PROBLEM DETAILS:
All of the records below should be output exactly.
## START ENTRIES
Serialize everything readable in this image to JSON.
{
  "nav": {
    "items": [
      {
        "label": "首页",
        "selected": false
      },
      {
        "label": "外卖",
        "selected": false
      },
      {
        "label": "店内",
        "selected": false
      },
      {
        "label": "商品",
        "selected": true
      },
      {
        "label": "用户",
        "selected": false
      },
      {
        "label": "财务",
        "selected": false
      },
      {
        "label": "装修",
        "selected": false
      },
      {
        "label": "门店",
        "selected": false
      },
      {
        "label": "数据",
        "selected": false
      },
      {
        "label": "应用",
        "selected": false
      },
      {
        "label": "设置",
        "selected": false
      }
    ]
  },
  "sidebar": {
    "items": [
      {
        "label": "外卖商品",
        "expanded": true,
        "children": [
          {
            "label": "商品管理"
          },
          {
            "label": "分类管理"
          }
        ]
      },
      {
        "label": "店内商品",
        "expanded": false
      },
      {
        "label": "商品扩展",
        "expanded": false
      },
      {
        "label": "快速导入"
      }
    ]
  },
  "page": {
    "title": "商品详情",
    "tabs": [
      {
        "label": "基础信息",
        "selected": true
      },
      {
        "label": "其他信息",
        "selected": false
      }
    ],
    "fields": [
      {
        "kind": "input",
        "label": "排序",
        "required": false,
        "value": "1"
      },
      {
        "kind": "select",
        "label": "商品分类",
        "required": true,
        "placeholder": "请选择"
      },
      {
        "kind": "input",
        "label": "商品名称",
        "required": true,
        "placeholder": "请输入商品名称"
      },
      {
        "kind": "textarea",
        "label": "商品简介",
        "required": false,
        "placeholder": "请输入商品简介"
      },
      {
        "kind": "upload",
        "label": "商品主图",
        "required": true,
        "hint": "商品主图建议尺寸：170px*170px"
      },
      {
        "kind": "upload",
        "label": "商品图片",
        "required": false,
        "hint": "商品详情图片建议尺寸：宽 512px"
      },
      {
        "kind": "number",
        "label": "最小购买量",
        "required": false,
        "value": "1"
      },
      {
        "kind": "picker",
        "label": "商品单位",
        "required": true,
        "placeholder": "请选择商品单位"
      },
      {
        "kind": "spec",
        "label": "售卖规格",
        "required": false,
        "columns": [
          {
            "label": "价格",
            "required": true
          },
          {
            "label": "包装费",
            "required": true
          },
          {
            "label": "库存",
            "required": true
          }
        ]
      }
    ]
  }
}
## END ENTRIES
TASK OUTPUT:
Serialize everything readable in this image to JSON.
{
  "nav": {
    "items": [
      {
        "label": "首页",
        "selected": false
      },
      {
        "label": "外卖",
        "selected": false
      },
      {
        "label": "店内",
        "selected": false
      },
      {
        "label": "商品",
        "selected": true
      },
      {
        "label": "用户",
        "selected": false
      },
      {
        "label": "财务",
        "selected": false
      },
      {
        "label": "装修",
        "selected": false
      },
      {
        "label": "门店",
        "selected": false
      },
      {
        "label": "数据",
        "selected": false
      },
      {
        "label": "应用",
        "selected": false
      },
      {
        "label": "设置",
        "selected": false
      }
    ]
  },
  "sidebar": {
    "items": [
      {
        "label": "外卖商品",
        "expanded": true,
        "children": [
          {
            "label": "商品管理"
          },
          {
            "label": "分类管理"
          }
        ]
      },
      {
        "label": "店内商品",
        "expanded": false
      },
      {
        "label": "商品扩展",
        "expanded": false
      },
      {
        "label": "快速导入"
      }
    ]
  },
  "page": {
    "title": "商品详情",
    "tabs": [
      {
        "label": "基础信息",
        "selected": true
      },
      {
        "label": "其他信息",
        "selected": false
      }
    ],
    "fields": [
      {
        "kind": "input",
        "label": "排序",
        "required": false,
        "value": "1"
      },
      {
        "kind": "select",
        "label": "商品分类",
        "required": true,
        "placeholder": "请选择"
      },
      {
        "kind": "input",
        "label": "商品名称",
        "required": true,
        "placeholder": "请输入商品名称"
      },
      {
        "kind": "textarea",
        "label": "商品简介",
        "required": false,
        "placeholder": "请输入商品简介"
      },
      {
        "kind": "upload",
        "label": "商品主图",
        "required": true,
        "hint": "商品主图建议尺寸：170px*170px"
      },
      {
        "kind": "upload",
        "label": "商品图片",
        "required": false,
        "hint": "商品详情图片建议尺寸：宽 512px"
      },
      {
        "kind": "number",
        "label": "最小购买量",
        "required": false,
        "value": "1"
      },
      {
        "kind": "picker",
        "label": "商品单位",
        "required": true,
        "placeholder": "请选择商品单位"
      },
      {
        "kind": "spec",
        "label": "售卖规格",
        "required": false,
        "columns": [
          {
            "label": "价格",
            "required": true
          },
          {
            "label": "包装费",
            "required": true
          },
          {
            "label": "库存",
            "required": true
          }
        ]
      }
    ]
  }
}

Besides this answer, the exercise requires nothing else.